◆ Work required: Write out all the entries word for word and omit any pictures.

Begin Input rows

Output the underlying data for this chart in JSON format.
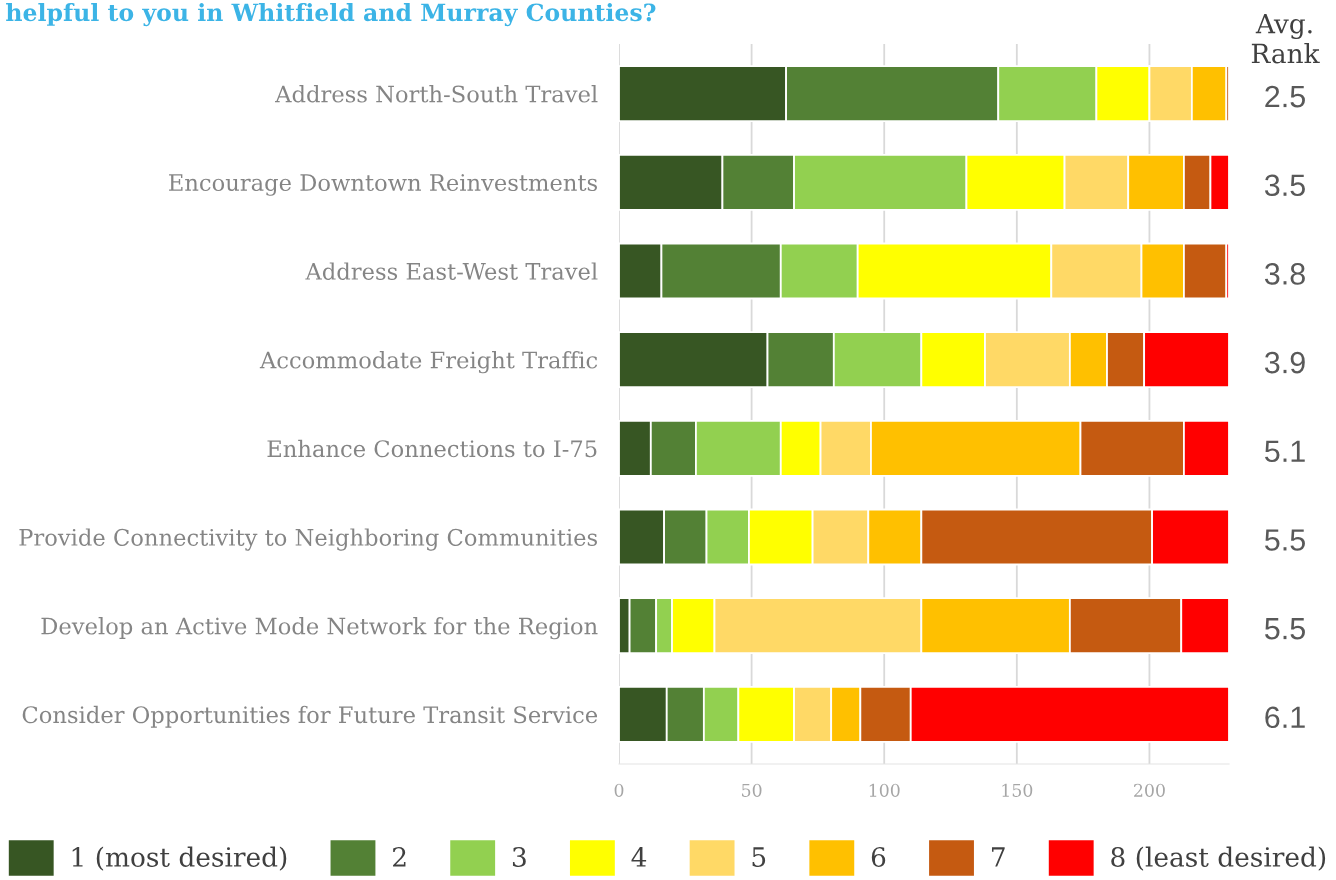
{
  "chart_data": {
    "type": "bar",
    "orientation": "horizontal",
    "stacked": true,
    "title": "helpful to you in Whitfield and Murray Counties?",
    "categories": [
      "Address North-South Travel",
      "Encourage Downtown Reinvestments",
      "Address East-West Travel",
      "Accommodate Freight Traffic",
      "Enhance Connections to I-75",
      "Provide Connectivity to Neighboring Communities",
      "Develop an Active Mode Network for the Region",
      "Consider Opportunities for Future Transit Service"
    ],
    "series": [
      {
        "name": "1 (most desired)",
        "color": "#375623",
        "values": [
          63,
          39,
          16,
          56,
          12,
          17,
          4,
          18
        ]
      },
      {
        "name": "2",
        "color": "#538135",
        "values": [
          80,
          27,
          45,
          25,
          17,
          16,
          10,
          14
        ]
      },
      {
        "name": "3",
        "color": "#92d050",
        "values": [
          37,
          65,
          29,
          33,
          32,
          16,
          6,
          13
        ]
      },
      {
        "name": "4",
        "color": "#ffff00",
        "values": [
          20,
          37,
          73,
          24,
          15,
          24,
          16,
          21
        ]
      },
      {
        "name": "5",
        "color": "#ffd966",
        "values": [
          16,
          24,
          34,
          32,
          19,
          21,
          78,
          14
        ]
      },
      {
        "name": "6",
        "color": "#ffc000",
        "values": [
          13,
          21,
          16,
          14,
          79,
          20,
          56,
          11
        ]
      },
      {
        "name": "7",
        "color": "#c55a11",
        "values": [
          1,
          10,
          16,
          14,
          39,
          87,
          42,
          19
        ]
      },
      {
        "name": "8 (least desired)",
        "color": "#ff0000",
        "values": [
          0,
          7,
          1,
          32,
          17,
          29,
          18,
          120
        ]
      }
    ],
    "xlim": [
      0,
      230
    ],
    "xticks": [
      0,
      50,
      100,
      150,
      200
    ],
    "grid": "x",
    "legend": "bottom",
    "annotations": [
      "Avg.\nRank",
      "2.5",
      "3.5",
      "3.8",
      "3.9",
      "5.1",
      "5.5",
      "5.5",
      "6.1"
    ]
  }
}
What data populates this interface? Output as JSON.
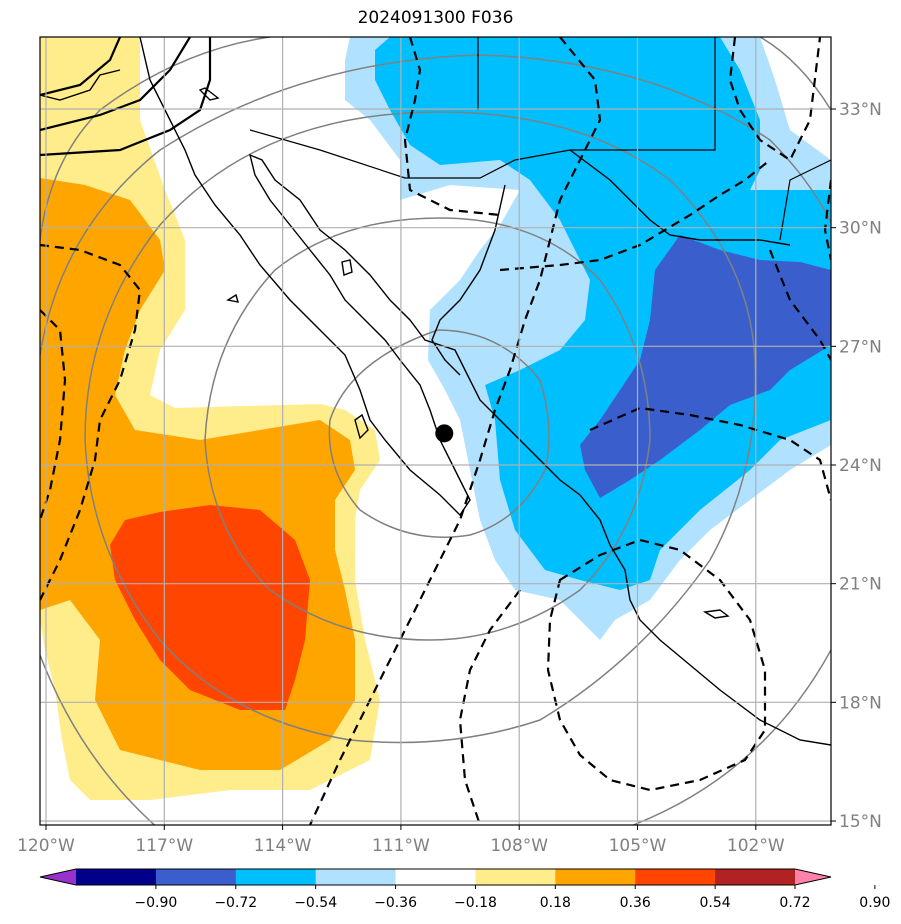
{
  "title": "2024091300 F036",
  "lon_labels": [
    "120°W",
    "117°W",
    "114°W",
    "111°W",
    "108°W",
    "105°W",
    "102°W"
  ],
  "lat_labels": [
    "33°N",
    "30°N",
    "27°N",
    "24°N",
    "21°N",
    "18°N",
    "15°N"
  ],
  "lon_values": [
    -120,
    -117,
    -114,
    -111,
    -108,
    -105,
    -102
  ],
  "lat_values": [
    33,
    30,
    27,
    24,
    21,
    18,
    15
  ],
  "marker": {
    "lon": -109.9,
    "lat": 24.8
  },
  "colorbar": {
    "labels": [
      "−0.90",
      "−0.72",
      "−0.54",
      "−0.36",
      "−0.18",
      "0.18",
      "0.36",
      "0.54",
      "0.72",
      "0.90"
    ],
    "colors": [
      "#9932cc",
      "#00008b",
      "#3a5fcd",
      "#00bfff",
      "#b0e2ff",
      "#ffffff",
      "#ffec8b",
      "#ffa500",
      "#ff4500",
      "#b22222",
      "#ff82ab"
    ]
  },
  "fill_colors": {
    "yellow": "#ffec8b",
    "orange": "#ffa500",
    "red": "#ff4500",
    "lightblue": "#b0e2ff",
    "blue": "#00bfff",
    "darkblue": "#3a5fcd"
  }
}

End Input rows

◆ Output of the task:
Output the underlying data for this chart in JSON format.
{
  "chart_data": {
    "type": "bar",
    "orientation": "horizontal",
    "stacked": true,
    "title": "helpful to you in Whitfield and Murray Counties?",
    "categories": [
      "Address North-South Travel",
      "Encourage Downtown Reinvestments",
      "Address East-West Travel",
      "Accommodate Freight Traffic",
      "Enhance Connections to I-75",
      "Provide Connectivity to Neighboring Communities",
      "Develop an Active Mode Network for the Region",
      "Consider Opportunities for Future Transit Service"
    ],
    "series": [
      {
        "name": "1 (most desired)",
        "color": "#375623",
        "values": [
          63,
          39,
          16,
          56,
          12,
          17,
          4,
          18
        ]
      },
      {
        "name": "2",
        "color": "#538135",
        "values": [
          80,
          27,
          45,
          25,
          17,
          16,
          10,
          14
        ]
      },
      {
        "name": "3",
        "color": "#92d050",
        "values": [
          37,
          65,
          29,
          33,
          32,
          16,
          6,
          13
        ]
      },
      {
        "name": "4",
        "color": "#ffff00",
        "values": [
          20,
          37,
          73,
          24,
          15,
          24,
          16,
          21
        ]
      },
      {
        "name": "5",
        "color": "#ffd966",
        "values": [
          16,
          24,
          34,
          32,
          19,
          21,
          78,
          14
        ]
      },
      {
        "name": "6",
        "color": "#ffc000",
        "values": [
          13,
          21,
          16,
          14,
          79,
          20,
          56,
          11
        ]
      },
      {
        "name": "7",
        "color": "#c55a11",
        "values": [
          1,
          10,
          16,
          14,
          39,
          87,
          42,
          19
        ]
      },
      {
        "name": "8 (least desired)",
        "color": "#ff0000",
        "values": [
          0,
          7,
          1,
          32,
          17,
          29,
          18,
          120
        ]
      }
    ],
    "xlim": [
      0,
      230
    ],
    "xticks": [
      0,
      50,
      100,
      150,
      200
    ],
    "grid": "x",
    "legend": "bottom",
    "annotations": [
      "Avg.\nRank",
      "2.5",
      "3.5",
      "3.8",
      "3.9",
      "5.1",
      "5.5",
      "5.5",
      "6.1"
    ]
  }
}
What data populates this interface? Output as JSON.
{
  "title": "2024091300 F036",
  "lon_labels": [
    "120°W",
    "117°W",
    "114°W",
    "111°W",
    "108°W",
    "105°W",
    "102°W"
  ],
  "lat_labels": [
    "33°N",
    "30°N",
    "27°N",
    "24°N",
    "21°N",
    "18°N",
    "15°N"
  ],
  "lon_values": [
    -120,
    -117,
    -114,
    -111,
    -108,
    -105,
    -102
  ],
  "lat_values": [
    33,
    30,
    27,
    24,
    21,
    18,
    15
  ],
  "marker": {
    "lon": -109.9,
    "lat": 24.8
  },
  "colorbar": {
    "labels": [
      "−0.90",
      "−0.72",
      "−0.54",
      "−0.36",
      "−0.18",
      "0.18",
      "0.36",
      "0.54",
      "0.72",
      "0.90"
    ],
    "colors": [
      "#9932cc",
      "#00008b",
      "#3a5fcd",
      "#00bfff",
      "#b0e2ff",
      "#ffffff",
      "#ffec8b",
      "#ffa500",
      "#ff4500",
      "#b22222",
      "#ff82ab"
    ]
  },
  "fill_colors": {
    "yellow": "#ffec8b",
    "orange": "#ffa500",
    "red": "#ff4500",
    "lightblue": "#b0e2ff",
    "blue": "#00bfff",
    "darkblue": "#3a5fcd"
  }
}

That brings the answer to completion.